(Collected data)
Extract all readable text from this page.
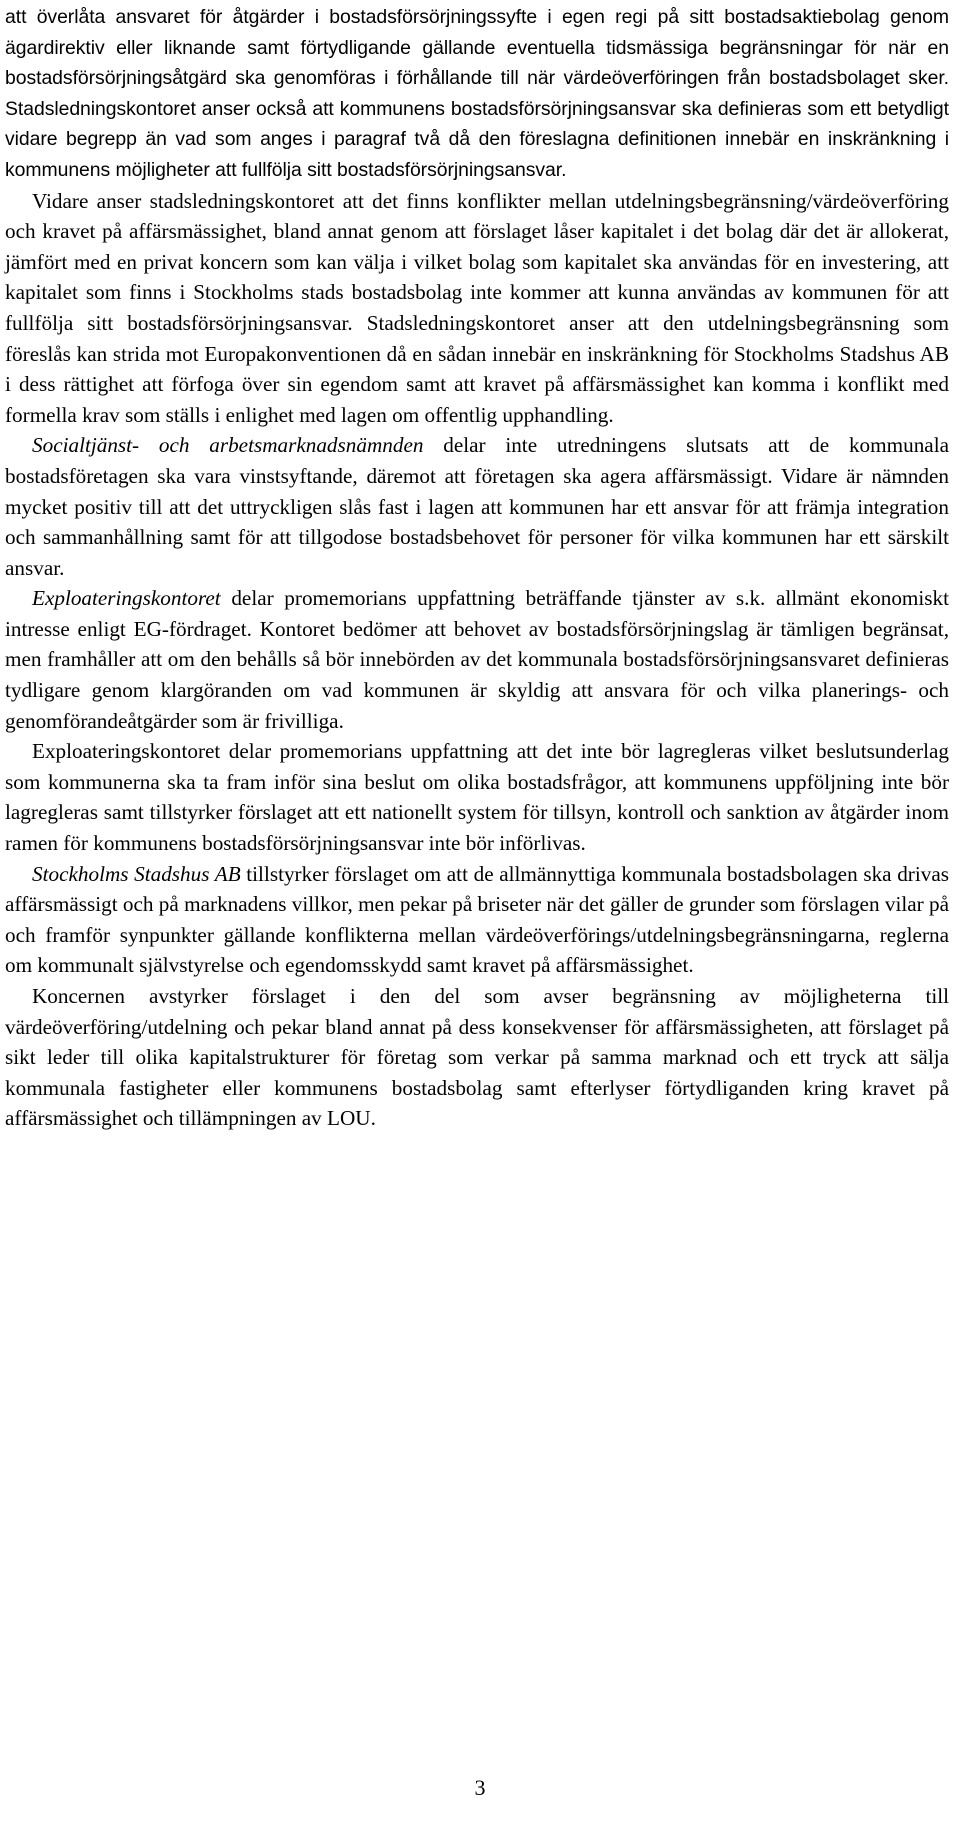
att överlåta ansvaret för åtgärder i bostadsförsörjningssyfte i egen regi på sitt bostadsaktiebolag genom ägardirektiv eller liknande samt förtydligande gällande eventuella tidsmässiga begränsningar för när en bostadsförsörjningsåtgärd ska genomföras i förhållande till när värdeöverföringen från bostadsbolaget sker. Stadsledningskontoret anser också att kommunens bostadsförsörjningsansvar ska definieras som ett betydligt vidare begrepp än vad som anges i paragraf två då den föreslagna definitionen innebär en inskränkning i kommunens möjligheter att fullfölja sitt bostadsförsörjningsansvar.

Vidare anser stadsledningskontoret att det finns konflikter mellan utdelningsbegränsning/värdeöverföring och kravet på affärsmässighet, bland annat genom att förslaget låser kapitalet i det bolag där det är allokerat, jämfört med en privat koncern som kan välja i vilket bolag som kapitalet ska användas för en investering, att kapitalet som finns i Stockholms stads bostadsbolag inte kommer att kunna användas av kommunen för att fullfölja sitt bostadsförsörjningsansvar. Stadsledningskontoret anser att den utdelningsbegränsning som föreslås kan strida mot Europakonventionen då en sådan innebär en inskränkning för Stockholms Stadshus AB i dess rättighet att förfoga över sin egendom samt att kravet på affärsmässighet kan komma i konflikt med formella krav som ställs i enlighet med lagen om offentlig upphandling.

Socialtjänst- och arbetsmarknadsnämnden delar inte utredningens slutsats att de kommunala bostadsföretagen ska vara vinstsyftande, däremot att företagen ska agera affärsmässigt. Vidare är nämnden mycket positiv till att det uttryckligen slås fast i lagen att kommunen har ett ansvar för att främja integration och sammanhållning samt för att tillgodose bostadsbehovet för personer för vilka kommunen har ett särskilt ansvar.

Exploateringskontoret delar promemorians uppfattning beträffande tjänster av s.k. allmänt ekonomiskt intresse enligt EG-fördraget. Kontoret bedömer att behovet av bostadsförsörjningslag är tämligen begränsat, men framhåller att om den behålls så bör innebörden av det kommunala bostadsförsörjningsansvaret definieras tydligare genom klargöranden om vad kommunen är skyldig att ansvara för och vilka planerings- och genomförandeåtgärder som är frivilliga.

Exploateringskontoret delar promemorians uppfattning att det inte bör lagregleras vilket beslutsunderlag som kommunerna ska ta fram inför sina beslut om olika bostadsfrågor, att kommunens uppföljning inte bör lagregleras samt tillstyrker förslaget att ett nationellt system för tillsyn, kontroll och sanktion av åtgärder inom ramen för kommunens bostadsförsörjningsansvar inte bör införlivas.

Stockholms Stadshus AB tillstyrker förslaget om att de allmännyttiga kommunala bostadsbolagen ska drivas affärsmässigt och på marknadens villkor, men pekar på briseter när det gäller de grunder som förslagen vilar på och framför synpunkter gällande konflikterna mellan värdeöverförings/utdelningsbegränsningarna, reglerna om kommunalt självstyrelse och egendomsskydd samt kravet på affärsmässighet.

Koncernen avstyrker förslaget i den del som avser begränsning av möjligheterna till värdeöverföring/utdelning och pekar bland annat på dess konsekvenser för affärsmässigheten, att förslaget på sikt leder till olika kapitalstrukturer för företag som verkar på samma marknad och ett tryck att sälja kommunala fastigheter eller kommunens bostadsbolag samt efterlyser förtydliganden kring kravet på affärsmässighet och tillämpningen av LOU.

3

● TASK GOAL
Print all the lines above again exactly, without any pictures.

● RESULT OF THIS EXERCISE
Extract all readable text from this page.
att överlåta ansvaret för åtgärder i bostadsförsörjningssyfte i egen regi på sitt bostadsaktiebolag genom ägardirektiv eller liknande samt förtydligande gällande eventuella tidsmässiga begränsningar för när en bostadsförsörjningsåtgärd ska genomföras i förhållande till när värdeöverföringen från bostadsbolaget sker. Stadsledningskontoret anser också att kommunens bostadsförsörjningsansvar ska definieras som ett betydligt vidare begrepp än vad som anges i paragraf två då den föreslagna definitionen innebär en inskränkning i kommunens möjligheter att fullfölja sitt bostadsförsörjningsansvar.

Vidare anser stadsledningskontoret att det finns konflikter mellan utdelningsbegränsning/värdeöverföring och kravet på affärsmässighet, bland annat genom att förslaget låser kapitalet i det bolag där det är allokerat, jämfört med en privat koncern som kan välja i vilket bolag som kapitalet ska användas för en investering, att kapitalet som finns i Stockholms stads bostadsbolag inte kommer att kunna användas av kommunen för att fullfölja sitt bostadsförsörjningsansvar. Stadsledningskontoret anser att den utdelningsbegränsning som föreslås kan strida mot Europakonventionen då en sådan innebär en inskränkning för Stockholms Stadshus AB i dess rättighet att förfoga över sin egendom samt att kravet på affärsmässighet kan komma i konflikt med formella krav som ställs i enlighet med lagen om offentlig upphandling.

Socialtjänst- och arbetsmarknadsnämnden delar inte utredningens slutsats att de kommunala bostadsföretagen ska vara vinstsyftande, däremot att företagen ska agera affärsmässigt. Vidare är nämnden mycket positiv till att det uttryckligen slås fast i lagen att kommunen har ett ansvar för att främja integration och sammanhållning samt för att tillgodose bostadsbehovet för personer för vilka kommunen har ett särskilt ansvar.

Exploateringskontoret delar promemorians uppfattning beträffande tjänster av s.k. allmänt ekonomiskt intresse enligt EG-fördraget. Kontoret bedömer att behovet av bostadsförsörjningslag är tämligen begränsat, men framhåller att om den behålls så bör innebörden av det kommunala bostadsförsörjningsansvaret definieras tydligare genom klargöranden om vad kommunen är skyldig att ansvara för och vilka planerings- och genomförandeåtgärder som är frivilliga.

Exploateringskontoret delar promemorians uppfattning att det inte bör lagregleras vilket beslutsunderlag som kommunerna ska ta fram inför sina beslut om olika bostadsfrågor, att kommunens uppföljning inte bör lagregleras samt tillstyrker förslaget att ett nationellt system för tillsyn, kontroll och sanktion av åtgärder inom ramen för kommunens bostadsförsörjningsansvar inte bör införlivas.

Stockholms Stadshus AB tillstyrker förslaget om att de allmännyttiga kommunala bostadsbolagen ska drivas affärsmässigt och på marknadens villkor, men pekar på briseter när det gäller de grunder som förslagen vilar på och framför synpunkter gällande konflikterna mellan värdeöverförings/utdelningsbegränsningarna, reglerna om kommunalt självstyrelse och egendomsskydd samt kravet på affärsmässighet.

Koncernen avstyrker förslaget i den del som avser begränsning av möjligheterna till värdeöverföring/utdelning och pekar bland annat på dess konsekvenser för affärsmässigheten, att förslaget på sikt leder till olika kapitalstrukturer för företag som verkar på samma marknad och ett tryck att sälja kommunala fastigheter eller kommunens bostadsbolag samt efterlyser förtydliganden kring kravet på affärsmässighet och tillämpningen av LOU.

3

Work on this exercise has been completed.